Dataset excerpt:
──────────────────────────────
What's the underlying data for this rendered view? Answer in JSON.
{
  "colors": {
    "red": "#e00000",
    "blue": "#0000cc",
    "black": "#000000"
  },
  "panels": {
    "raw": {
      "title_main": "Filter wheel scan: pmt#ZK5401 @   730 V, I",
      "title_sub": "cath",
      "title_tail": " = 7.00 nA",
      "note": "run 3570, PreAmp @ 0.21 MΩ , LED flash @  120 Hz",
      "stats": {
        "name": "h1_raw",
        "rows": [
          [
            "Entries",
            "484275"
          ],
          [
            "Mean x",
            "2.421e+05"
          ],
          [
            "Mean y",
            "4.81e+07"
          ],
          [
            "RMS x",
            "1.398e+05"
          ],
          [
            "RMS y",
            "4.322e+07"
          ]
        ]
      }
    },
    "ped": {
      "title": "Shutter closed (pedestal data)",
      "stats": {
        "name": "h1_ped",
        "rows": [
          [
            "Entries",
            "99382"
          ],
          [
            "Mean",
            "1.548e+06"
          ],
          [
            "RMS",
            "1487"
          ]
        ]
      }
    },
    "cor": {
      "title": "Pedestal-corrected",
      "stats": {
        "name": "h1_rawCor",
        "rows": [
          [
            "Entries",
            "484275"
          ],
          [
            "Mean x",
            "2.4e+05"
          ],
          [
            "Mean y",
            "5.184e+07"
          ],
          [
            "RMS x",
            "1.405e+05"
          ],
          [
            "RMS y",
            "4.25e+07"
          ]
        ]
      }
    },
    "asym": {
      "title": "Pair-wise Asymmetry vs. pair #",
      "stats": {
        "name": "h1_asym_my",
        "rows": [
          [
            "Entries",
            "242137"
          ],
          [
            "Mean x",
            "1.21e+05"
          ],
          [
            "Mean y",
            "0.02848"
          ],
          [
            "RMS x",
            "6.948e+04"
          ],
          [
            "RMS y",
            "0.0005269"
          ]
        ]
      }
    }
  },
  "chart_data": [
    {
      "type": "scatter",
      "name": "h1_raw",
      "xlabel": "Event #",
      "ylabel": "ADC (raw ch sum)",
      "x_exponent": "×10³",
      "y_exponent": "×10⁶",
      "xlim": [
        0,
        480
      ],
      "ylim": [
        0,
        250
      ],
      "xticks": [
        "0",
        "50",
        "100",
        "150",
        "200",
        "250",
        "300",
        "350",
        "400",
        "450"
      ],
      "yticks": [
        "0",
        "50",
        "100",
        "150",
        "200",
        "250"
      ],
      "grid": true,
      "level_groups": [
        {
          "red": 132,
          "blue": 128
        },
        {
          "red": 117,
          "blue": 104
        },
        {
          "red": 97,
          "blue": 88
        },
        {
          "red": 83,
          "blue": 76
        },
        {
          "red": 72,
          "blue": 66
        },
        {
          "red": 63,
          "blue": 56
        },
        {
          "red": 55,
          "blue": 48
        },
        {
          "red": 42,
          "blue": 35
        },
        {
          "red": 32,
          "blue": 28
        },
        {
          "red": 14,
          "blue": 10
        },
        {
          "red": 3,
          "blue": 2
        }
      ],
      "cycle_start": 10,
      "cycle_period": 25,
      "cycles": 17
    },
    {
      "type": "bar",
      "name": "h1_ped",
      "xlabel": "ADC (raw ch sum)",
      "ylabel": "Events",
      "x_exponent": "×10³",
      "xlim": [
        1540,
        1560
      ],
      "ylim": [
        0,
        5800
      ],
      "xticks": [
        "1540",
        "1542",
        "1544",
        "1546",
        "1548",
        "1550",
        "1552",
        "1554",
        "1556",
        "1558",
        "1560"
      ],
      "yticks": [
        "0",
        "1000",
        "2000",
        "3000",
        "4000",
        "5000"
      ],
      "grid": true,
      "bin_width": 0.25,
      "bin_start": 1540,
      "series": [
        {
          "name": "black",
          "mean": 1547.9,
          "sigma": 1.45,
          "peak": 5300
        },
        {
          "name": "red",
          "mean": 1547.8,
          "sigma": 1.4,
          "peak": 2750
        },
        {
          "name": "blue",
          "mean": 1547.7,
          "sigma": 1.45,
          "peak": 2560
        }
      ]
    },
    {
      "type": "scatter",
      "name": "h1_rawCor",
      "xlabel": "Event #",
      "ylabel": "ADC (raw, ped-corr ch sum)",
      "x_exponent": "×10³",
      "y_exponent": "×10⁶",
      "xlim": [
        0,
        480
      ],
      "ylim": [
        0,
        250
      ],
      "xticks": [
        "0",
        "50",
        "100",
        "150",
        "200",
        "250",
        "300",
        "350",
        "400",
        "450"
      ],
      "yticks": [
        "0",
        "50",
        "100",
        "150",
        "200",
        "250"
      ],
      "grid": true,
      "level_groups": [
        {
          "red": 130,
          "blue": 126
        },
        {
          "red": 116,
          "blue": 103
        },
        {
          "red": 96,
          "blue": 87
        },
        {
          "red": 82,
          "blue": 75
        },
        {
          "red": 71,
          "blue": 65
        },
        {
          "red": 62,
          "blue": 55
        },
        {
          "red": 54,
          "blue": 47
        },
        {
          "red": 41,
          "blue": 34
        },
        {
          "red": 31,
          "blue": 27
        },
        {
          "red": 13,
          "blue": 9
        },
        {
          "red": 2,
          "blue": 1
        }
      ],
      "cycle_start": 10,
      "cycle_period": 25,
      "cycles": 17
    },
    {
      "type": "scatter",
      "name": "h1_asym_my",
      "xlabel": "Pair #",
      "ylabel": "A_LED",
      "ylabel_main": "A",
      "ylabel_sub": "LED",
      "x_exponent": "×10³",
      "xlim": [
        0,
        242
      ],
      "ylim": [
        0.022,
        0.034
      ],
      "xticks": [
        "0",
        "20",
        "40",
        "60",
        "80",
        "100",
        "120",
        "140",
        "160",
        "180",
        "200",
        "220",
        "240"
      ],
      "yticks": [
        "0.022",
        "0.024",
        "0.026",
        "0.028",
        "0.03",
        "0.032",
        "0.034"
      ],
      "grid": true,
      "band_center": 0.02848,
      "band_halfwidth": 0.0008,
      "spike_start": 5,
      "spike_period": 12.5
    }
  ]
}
──────────────────────────────
Exercise prompt - Every line of the data above should be reproduced word for word.

Exercise solution -
What's the underlying data for this rendered view? Answer in JSON.
{
  "colors": {
    "red": "#e00000",
    "blue": "#0000cc",
    "black": "#000000"
  },
  "panels": {
    "raw": {
      "title_main": "Filter wheel scan: pmt#ZK5401 @   730 V, I",
      "title_sub": "cath",
      "title_tail": " = 7.00 nA",
      "note": "run 3570, PreAmp @ 0.21 MΩ , LED flash @  120 Hz",
      "stats": {
        "name": "h1_raw",
        "rows": [
          [
            "Entries",
            "484275"
          ],
          [
            "Mean x",
            "2.421e+05"
          ],
          [
            "Mean y",
            "4.81e+07"
          ],
          [
            "RMS x",
            "1.398e+05"
          ],
          [
            "RMS y",
            "4.322e+07"
          ]
        ]
      }
    },
    "ped": {
      "title": "Shutter closed (pedestal data)",
      "stats": {
        "name": "h1_ped",
        "rows": [
          [
            "Entries",
            "99382"
          ],
          [
            "Mean",
            "1.548e+06"
          ],
          [
            "RMS",
            "1487"
          ]
        ]
      }
    },
    "cor": {
      "title": "Pedestal-corrected",
      "stats": {
        "name": "h1_rawCor",
        "rows": [
          [
            "Entries",
            "484275"
          ],
          [
            "Mean x",
            "2.4e+05"
          ],
          [
            "Mean y",
            "5.184e+07"
          ],
          [
            "RMS x",
            "1.405e+05"
          ],
          [
            "RMS y",
            "4.25e+07"
          ]
        ]
      }
    },
    "asym": {
      "title": "Pair-wise Asymmetry vs. pair #",
      "stats": {
        "name": "h1_asym_my",
        "rows": [
          [
            "Entries",
            "242137"
          ],
          [
            "Mean x",
            "1.21e+05"
          ],
          [
            "Mean y",
            "0.02848"
          ],
          [
            "RMS x",
            "6.948e+04"
          ],
          [
            "RMS y",
            "0.0005269"
          ]
        ]
      }
    }
  },
  "chart_data": [
    {
      "type": "scatter",
      "name": "h1_raw",
      "xlabel": "Event #",
      "ylabel": "ADC (raw ch sum)",
      "x_exponent": "×10³",
      "y_exponent": "×10⁶",
      "xlim": [
        0,
        480
      ],
      "ylim": [
        0,
        250
      ],
      "xticks": [
        "0",
        "50",
        "100",
        "150",
        "200",
        "250",
        "300",
        "350",
        "400",
        "450"
      ],
      "yticks": [
        "0",
        "50",
        "100",
        "150",
        "200",
        "250"
      ],
      "grid": true,
      "level_groups": [
        {
          "red": 132,
          "blue": 128
        },
        {
          "red": 117,
          "blue": 104
        },
        {
          "red": 97,
          "blue": 88
        },
        {
          "red": 83,
          "blue": 76
        },
        {
          "red": 72,
          "blue": 66
        },
        {
          "red": 63,
          "blue": 56
        },
        {
          "red": 55,
          "blue": 48
        },
        {
          "red": 42,
          "blue": 35
        },
        {
          "red": 32,
          "blue": 28
        },
        {
          "red": 14,
          "blue": 10
        },
        {
          "red": 3,
          "blue": 2
        }
      ],
      "cycle_start": 10,
      "cycle_period": 25,
      "cycles": 17
    },
    {
      "type": "bar",
      "name": "h1_ped",
      "xlabel": "ADC (raw ch sum)",
      "ylabel": "Events",
      "x_exponent": "×10³",
      "xlim": [
        1540,
        1560
      ],
      "ylim": [
        0,
        5800
      ],
      "xticks": [
        "1540",
        "1542",
        "1544",
        "1546",
        "1548",
        "1550",
        "1552",
        "1554",
        "1556",
        "1558",
        "1560"
      ],
      "yticks": [
        "0",
        "1000",
        "2000",
        "3000",
        "4000",
        "5000"
      ],
      "grid": true,
      "bin_width": 0.25,
      "bin_start": 1540,
      "series": [
        {
          "name": "black",
          "mean": 1547.9,
          "sigma": 1.45,
          "peak": 5300
        },
        {
          "name": "red",
          "mean": 1547.8,
          "sigma": 1.4,
          "peak": 2750
        },
        {
          "name": "blue",
          "mean": 1547.7,
          "sigma": 1.45,
          "peak": 2560
        }
      ]
    },
    {
      "type": "scatter",
      "name": "h1_rawCor",
      "xlabel": "Event #",
      "ylabel": "ADC (raw, ped-corr ch sum)",
      "x_exponent": "×10³",
      "y_exponent": "×10⁶",
      "xlim": [
        0,
        480
      ],
      "ylim": [
        0,
        250
      ],
      "xticks": [
        "0",
        "50",
        "100",
        "150",
        "200",
        "250",
        "300",
        "350",
        "400",
        "450"
      ],
      "yticks": [
        "0",
        "50",
        "100",
        "150",
        "200",
        "250"
      ],
      "grid": true,
      "level_groups": [
        {
          "red": 130,
          "blue": 126
        },
        {
          "red": 116,
          "blue": 103
        },
        {
          "red": 96,
          "blue": 87
        },
        {
          "red": 82,
          "blue": 75
        },
        {
          "red": 71,
          "blue": 65
        },
        {
          "red": 62,
          "blue": 55
        },
        {
          "red": 54,
          "blue": 47
        },
        {
          "red": 41,
          "blue": 34
        },
        {
          "red": 31,
          "blue": 27
        },
        {
          "red": 13,
          "blue": 9
        },
        {
          "red": 2,
          "blue": 1
        }
      ],
      "cycle_start": 10,
      "cycle_period": 25,
      "cycles": 17
    },
    {
      "type": "scatter",
      "name": "h1_asym_my",
      "xlabel": "Pair #",
      "ylabel": "A_LED",
      "ylabel_main": "A",
      "ylabel_sub": "LED",
      "x_exponent": "×10³",
      "xlim": [
        0,
        242
      ],
      "ylim": [
        0.022,
        0.034
      ],
      "xticks": [
        "0",
        "20",
        "40",
        "60",
        "80",
        "100",
        "120",
        "140",
        "160",
        "180",
        "200",
        "220",
        "240"
      ],
      "yticks": [
        "0.022",
        "0.024",
        "0.026",
        "0.028",
        "0.03",
        "0.032",
        "0.034"
      ],
      "grid": true,
      "band_center": 0.02848,
      "band_halfwidth": 0.0008,
      "spike_start": 5,
      "spike_period": 12.5
    }
  ]
}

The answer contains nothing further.